Pictures in the data below are not part of the copy; transcribe everything else exactly.

[Records excerpted from a collection]
* Begin *
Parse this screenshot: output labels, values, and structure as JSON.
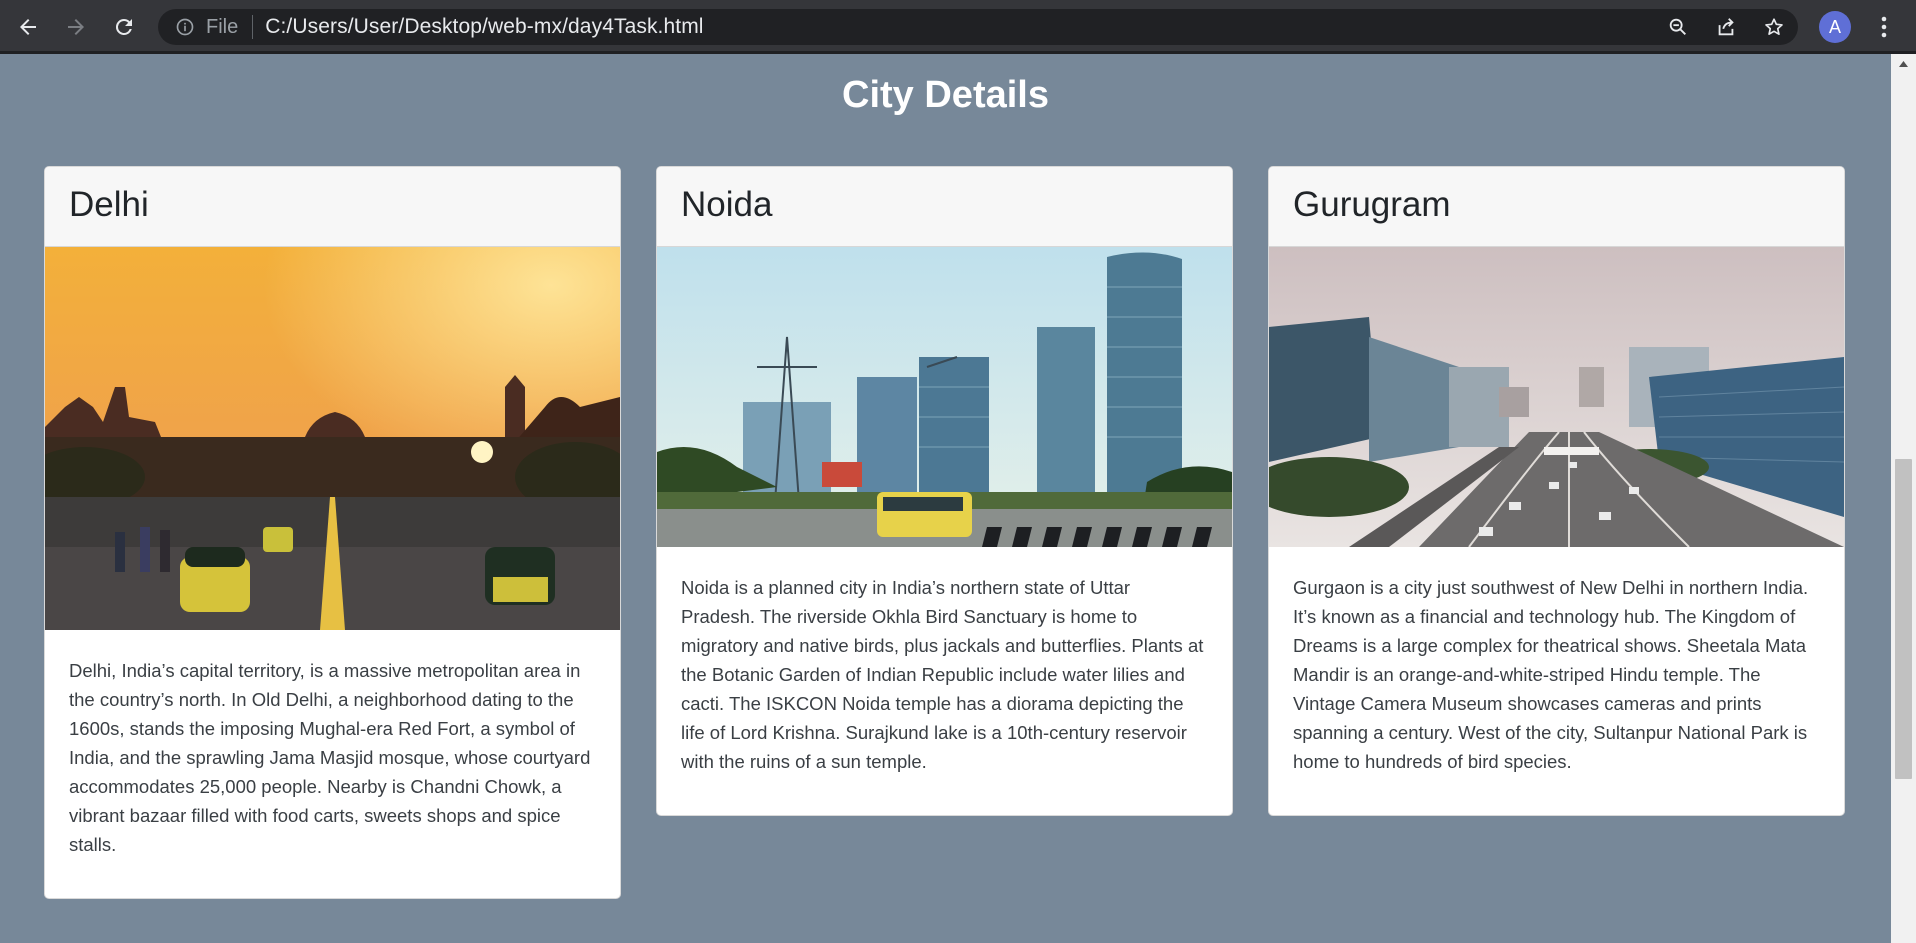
{
  "browser": {
    "file_label": "File",
    "url": "C:/Users/User/Desktop/web-mx/day4Task.html",
    "avatar_letter": "A",
    "icons": [
      "back-arrow-icon",
      "forward-arrow-icon",
      "reload-icon",
      "info-icon",
      "zoom-icon",
      "share-icon",
      "star-icon",
      "more-vert-icon"
    ]
  },
  "page": {
    "title": "City Details",
    "background": "#778899",
    "cards": [
      {
        "name": "Delhi",
        "image_alt": "Rajpath at sunset with auto rickshaws",
        "description": "Delhi, India’s capital territory, is a massive metropolitan area in the country’s north. In Old Delhi, a neighborhood dating to the 1600s, stands the imposing Mughal-era Red Fort, a symbol of India, and the sprawling Jama Masjid mosque, whose courtyard accommodates 25,000 people. Nearby is Chandni Chowk, a vibrant bazaar filled with food carts, sweets shops and spice stalls."
      },
      {
        "name": "Noida",
        "image_alt": "Noida skyline with towers under construction",
        "description": "Noida is a planned city in India’s northern state of Uttar Pradesh. The riverside Okhla Bird Sanctuary is home to migratory and native birds, plus jackals and butterflies. Plants at the Botanic Garden of Indian Republic include water lilies and cacti. The ISKCON Noida temple has a diorama depicting the life of Lord Krishna. Surajkund lake is a 10th-century reservoir with the ruins of a sun temple."
      },
      {
        "name": "Gurugram",
        "image_alt": "Gurugram highway with office buildings",
        "description": "Gurgaon is a city just southwest of New Delhi in northern India. It’s known as a financial and technology hub. The Kingdom of Dreams is a large complex for theatrical shows. Sheetala Mata Mandir is an orange-and-white-striped Hindu temple. The Vintage Camera Museum showcases cameras and prints spanning a century. West of the city, Sultanpur National Park is home to hundreds of bird species."
      }
    ]
  }
}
* End *
**Output below:**
Parse this screenshot: output labels, values, and structure as JSON.
{
  "browser": {
    "file_label": "File",
    "url": "C:/Users/User/Desktop/web-mx/day4Task.html",
    "avatar_letter": "A",
    "icons": [
      "back-arrow-icon",
      "forward-arrow-icon",
      "reload-icon",
      "info-icon",
      "zoom-icon",
      "share-icon",
      "star-icon",
      "more-vert-icon"
    ]
  },
  "page": {
    "title": "City Details",
    "background": "#778899",
    "cards": [
      {
        "name": "Delhi",
        "image_alt": "Rajpath at sunset with auto rickshaws",
        "description": "Delhi, India’s capital territory, is a massive metropolitan area in the country’s north. In Old Delhi, a neighborhood dating to the 1600s, stands the imposing Mughal-era Red Fort, a symbol of India, and the sprawling Jama Masjid mosque, whose courtyard accommodates 25,000 people. Nearby is Chandni Chowk, a vibrant bazaar filled with food carts, sweets shops and spice stalls."
      },
      {
        "name": "Noida",
        "image_alt": "Noida skyline with towers under construction",
        "description": "Noida is a planned city in India’s northern state of Uttar Pradesh. The riverside Okhla Bird Sanctuary is home to migratory and native birds, plus jackals and butterflies. Plants at the Botanic Garden of Indian Republic include water lilies and cacti. The ISKCON Noida temple has a diorama depicting the life of Lord Krishna. Surajkund lake is a 10th-century reservoir with the ruins of a sun temple."
      },
      {
        "name": "Gurugram",
        "image_alt": "Gurugram highway with office buildings",
        "description": "Gurgaon is a city just southwest of New Delhi in northern India. It’s known as a financial and technology hub. The Kingdom of Dreams is a large complex for theatrical shows. Sheetala Mata Mandir is an orange-and-white-striped Hindu temple. The Vintage Camera Museum showcases cameras and prints spanning a century. West of the city, Sultanpur National Park is home to hundreds of bird species."
      }
    ]
  }
}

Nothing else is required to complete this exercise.